# Exercise requirements
Line by line, the entries below are to be reproduced unaltered.

Extracted records: Begin

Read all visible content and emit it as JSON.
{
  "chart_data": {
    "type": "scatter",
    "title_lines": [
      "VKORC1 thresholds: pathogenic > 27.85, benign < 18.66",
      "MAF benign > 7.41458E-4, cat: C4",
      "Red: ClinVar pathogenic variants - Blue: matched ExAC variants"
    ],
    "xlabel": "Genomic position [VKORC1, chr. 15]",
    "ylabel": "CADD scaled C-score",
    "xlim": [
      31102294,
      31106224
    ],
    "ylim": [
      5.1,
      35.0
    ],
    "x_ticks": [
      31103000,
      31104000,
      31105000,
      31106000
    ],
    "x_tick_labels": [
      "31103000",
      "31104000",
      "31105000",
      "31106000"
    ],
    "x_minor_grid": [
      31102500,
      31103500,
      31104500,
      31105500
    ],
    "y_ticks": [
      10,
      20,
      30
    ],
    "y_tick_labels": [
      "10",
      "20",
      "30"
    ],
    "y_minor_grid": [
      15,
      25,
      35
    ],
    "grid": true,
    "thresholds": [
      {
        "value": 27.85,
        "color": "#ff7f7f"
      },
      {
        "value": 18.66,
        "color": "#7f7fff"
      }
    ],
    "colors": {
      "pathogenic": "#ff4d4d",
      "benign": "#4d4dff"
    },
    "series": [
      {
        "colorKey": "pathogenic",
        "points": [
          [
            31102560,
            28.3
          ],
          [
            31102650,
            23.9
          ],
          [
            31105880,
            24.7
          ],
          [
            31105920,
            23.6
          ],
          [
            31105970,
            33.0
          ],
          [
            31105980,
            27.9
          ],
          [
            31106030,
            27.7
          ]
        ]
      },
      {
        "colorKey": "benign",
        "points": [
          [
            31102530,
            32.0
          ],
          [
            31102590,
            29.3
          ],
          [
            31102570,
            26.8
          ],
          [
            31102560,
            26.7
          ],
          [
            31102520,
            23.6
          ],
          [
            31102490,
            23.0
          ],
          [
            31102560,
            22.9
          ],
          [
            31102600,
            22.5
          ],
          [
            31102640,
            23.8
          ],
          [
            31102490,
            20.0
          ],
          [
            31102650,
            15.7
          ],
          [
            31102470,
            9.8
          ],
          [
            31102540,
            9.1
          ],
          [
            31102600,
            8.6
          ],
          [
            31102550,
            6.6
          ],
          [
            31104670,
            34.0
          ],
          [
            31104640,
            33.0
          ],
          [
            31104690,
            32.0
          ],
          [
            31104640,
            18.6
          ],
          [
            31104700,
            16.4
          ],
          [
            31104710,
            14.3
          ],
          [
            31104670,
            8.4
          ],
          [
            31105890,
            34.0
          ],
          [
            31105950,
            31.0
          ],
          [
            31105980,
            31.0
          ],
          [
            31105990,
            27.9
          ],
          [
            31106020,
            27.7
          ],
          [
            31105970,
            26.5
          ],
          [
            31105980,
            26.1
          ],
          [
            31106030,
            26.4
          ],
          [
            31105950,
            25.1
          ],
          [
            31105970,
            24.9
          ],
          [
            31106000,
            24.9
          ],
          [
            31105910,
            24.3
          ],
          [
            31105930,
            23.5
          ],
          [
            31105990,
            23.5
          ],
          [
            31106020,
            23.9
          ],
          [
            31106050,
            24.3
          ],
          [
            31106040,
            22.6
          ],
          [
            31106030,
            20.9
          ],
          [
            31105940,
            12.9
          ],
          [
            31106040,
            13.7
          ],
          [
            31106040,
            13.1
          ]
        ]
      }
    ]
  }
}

Extracted records: End

# Answer area
Read all visible content and emit it as JSON.
{
  "chart_data": {
    "type": "scatter",
    "title_lines": [
      "VKORC1 thresholds: pathogenic > 27.85, benign < 18.66",
      "MAF benign > 7.41458E-4, cat: C4",
      "Red: ClinVar pathogenic variants - Blue: matched ExAC variants"
    ],
    "xlabel": "Genomic position [VKORC1, chr. 15]",
    "ylabel": "CADD scaled C-score",
    "xlim": [
      31102294,
      31106224
    ],
    "ylim": [
      5.1,
      35.0
    ],
    "x_ticks": [
      31103000,
      31104000,
      31105000,
      31106000
    ],
    "x_tick_labels": [
      "31103000",
      "31104000",
      "31105000",
      "31106000"
    ],
    "x_minor_grid": [
      31102500,
      31103500,
      31104500,
      31105500
    ],
    "y_ticks": [
      10,
      20,
      30
    ],
    "y_tick_labels": [
      "10",
      "20",
      "30"
    ],
    "y_minor_grid": [
      15,
      25,
      35
    ],
    "grid": true,
    "thresholds": [
      {
        "value": 27.85,
        "color": "#ff7f7f"
      },
      {
        "value": 18.66,
        "color": "#7f7fff"
      }
    ],
    "colors": {
      "pathogenic": "#ff4d4d",
      "benign": "#4d4dff"
    },
    "series": [
      {
        "colorKey": "pathogenic",
        "points": [
          [
            31102560,
            28.3
          ],
          [
            31102650,
            23.9
          ],
          [
            31105880,
            24.7
          ],
          [
            31105920,
            23.6
          ],
          [
            31105970,
            33.0
          ],
          [
            31105980,
            27.9
          ],
          [
            31106030,
            27.7
          ]
        ]
      },
      {
        "colorKey": "benign",
        "points": [
          [
            31102530,
            32.0
          ],
          [
            31102590,
            29.3
          ],
          [
            31102570,
            26.8
          ],
          [
            31102560,
            26.7
          ],
          [
            31102520,
            23.6
          ],
          [
            31102490,
            23.0
          ],
          [
            31102560,
            22.9
          ],
          [
            31102600,
            22.5
          ],
          [
            31102640,
            23.8
          ],
          [
            31102490,
            20.0
          ],
          [
            31102650,
            15.7
          ],
          [
            31102470,
            9.8
          ],
          [
            31102540,
            9.1
          ],
          [
            31102600,
            8.6
          ],
          [
            31102550,
            6.6
          ],
          [
            31104670,
            34.0
          ],
          [
            31104640,
            33.0
          ],
          [
            31104690,
            32.0
          ],
          [
            31104640,
            18.6
          ],
          [
            31104700,
            16.4
          ],
          [
            31104710,
            14.3
          ],
          [
            31104670,
            8.4
          ],
          [
            31105890,
            34.0
          ],
          [
            31105950,
            31.0
          ],
          [
            31105980,
            31.0
          ],
          [
            31105990,
            27.9
          ],
          [
            31106020,
            27.7
          ],
          [
            31105970,
            26.5
          ],
          [
            31105980,
            26.1
          ],
          [
            31106030,
            26.4
          ],
          [
            31105950,
            25.1
          ],
          [
            31105970,
            24.9
          ],
          [
            31106000,
            24.9
          ],
          [
            31105910,
            24.3
          ],
          [
            31105930,
            23.5
          ],
          [
            31105990,
            23.5
          ],
          [
            31106020,
            23.9
          ],
          [
            31106050,
            24.3
          ],
          [
            31106040,
            22.6
          ],
          [
            31106030,
            20.9
          ],
          [
            31105940,
            12.9
          ],
          [
            31106040,
            13.7
          ],
          [
            31106040,
            13.1
          ]
        ]
      }
    ]
  }
}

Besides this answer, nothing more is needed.